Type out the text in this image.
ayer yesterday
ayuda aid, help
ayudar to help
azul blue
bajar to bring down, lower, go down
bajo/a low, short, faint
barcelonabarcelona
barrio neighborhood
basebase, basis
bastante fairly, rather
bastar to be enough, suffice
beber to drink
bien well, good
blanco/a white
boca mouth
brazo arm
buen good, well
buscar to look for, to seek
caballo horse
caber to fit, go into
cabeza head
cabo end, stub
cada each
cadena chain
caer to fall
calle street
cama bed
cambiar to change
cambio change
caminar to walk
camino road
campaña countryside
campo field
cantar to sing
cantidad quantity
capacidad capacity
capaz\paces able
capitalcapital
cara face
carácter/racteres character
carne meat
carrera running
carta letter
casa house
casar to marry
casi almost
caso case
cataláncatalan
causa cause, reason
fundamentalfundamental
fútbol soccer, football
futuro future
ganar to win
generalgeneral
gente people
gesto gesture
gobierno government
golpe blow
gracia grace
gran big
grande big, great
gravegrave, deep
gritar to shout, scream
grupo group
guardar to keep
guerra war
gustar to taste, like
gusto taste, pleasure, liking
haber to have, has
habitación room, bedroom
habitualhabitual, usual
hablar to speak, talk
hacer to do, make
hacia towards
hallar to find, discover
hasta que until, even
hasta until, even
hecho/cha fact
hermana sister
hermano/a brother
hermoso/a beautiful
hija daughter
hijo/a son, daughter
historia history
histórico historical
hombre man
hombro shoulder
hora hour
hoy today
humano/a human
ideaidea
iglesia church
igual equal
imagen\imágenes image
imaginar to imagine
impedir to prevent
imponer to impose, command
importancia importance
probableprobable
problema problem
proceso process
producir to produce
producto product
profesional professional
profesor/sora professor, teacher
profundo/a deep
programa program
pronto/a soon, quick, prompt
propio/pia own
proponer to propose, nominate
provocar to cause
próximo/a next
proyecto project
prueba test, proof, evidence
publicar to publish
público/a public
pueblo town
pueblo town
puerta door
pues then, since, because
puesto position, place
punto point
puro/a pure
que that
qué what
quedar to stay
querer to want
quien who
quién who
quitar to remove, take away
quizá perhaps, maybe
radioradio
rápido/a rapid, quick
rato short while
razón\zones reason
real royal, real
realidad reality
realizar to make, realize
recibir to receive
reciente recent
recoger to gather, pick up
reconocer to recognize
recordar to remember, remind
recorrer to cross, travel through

═══

• _WHAT IS BEING ASKED_:
For the records above, restate every line word for word.

• _ANSWER FOR THE TASK_:
Type out the text in this image.
ayer yesterday
ayuda aid, help
ayudar to help
azul blue
bajar to bring down, lower, go down
bajo/a low, short, faint
barcelonabarcelona
barrio neighborhood
basebase, basis
bastante fairly, rather
bastar to be enough, suffice
beber to drink
bien well, good
blanco/a white
boca mouth
brazo arm
buen good, well
buscar to look for, to seek
caballo horse
caber to fit, go into
cabeza head
cabo end, stub
cada each
cadena chain
caer to fall
calle street
cama bed
cambiar to change
cambio change
caminar to walk
camino road
campaña countryside
campo field
cantar to sing
cantidad quantity
capacidad capacity
capaz\paces able
capitalcapital
cara face
carácter/racteres character
carne meat
carrera running
carta letter
casa house
casar to marry
casi almost
caso case
cataláncatalan
causa cause, reason
fundamentalfundamental
fútbol soccer, football
futuro future
ganar to win
generalgeneral
gente people
gesto gesture
gobierno government
golpe blow
gracia grace
gran big
grande big, great
gravegrave, deep
gritar to shout, scream
grupo group
guardar to keep
guerra war
gustar to taste, like
gusto taste, pleasure, liking
haber to have, has
habitación room, bedroom
habitualhabitual, usual
hablar to speak, talk
hacer to do, make
hacia towards
hallar to find, discover
hasta que until, even
hasta until, even
hecho/cha fact
hermana sister
hermano/a brother
hermoso/a beautiful
hija daughter
hijo/a son, daughter
historia history
histórico historical
hombre man
hombro shoulder
hora hour
hoy today
humano/a human
ideaidea
iglesia church
igual equal
imagen\imágenes image
imaginar to imagine
impedir to prevent
imponer to impose, command
importancia importance
probableprobable
problema problem
proceso process
producir to produce
producto product
profesional professional
profesor/sora professor, teacher
profundo/a deep
programa program
pronto/a soon, quick, prompt
propio/pia own
proponer to propose, nominate
provocar to cause
próximo/a next
proyecto project
prueba test, proof, evidence
publicar to publish
público/a public
pueblo town
pueblo town
puerta door
pues then, since, because
puesto position, place
punto point
puro/a pure
que that
qué what
quedar to stay
querer to want
quien who
quién who
quitar to remove, take away
quizá perhaps, maybe
radioradio
rápido/a rapid, quick
rato short while
razón\zones reason
real royal, real
realidad reality
realizar to make, realize
recibir to receive
reciente recent
recoger to gather, pick up
reconocer to recognize
recordar to remember, remind
recorrer to cross, travel through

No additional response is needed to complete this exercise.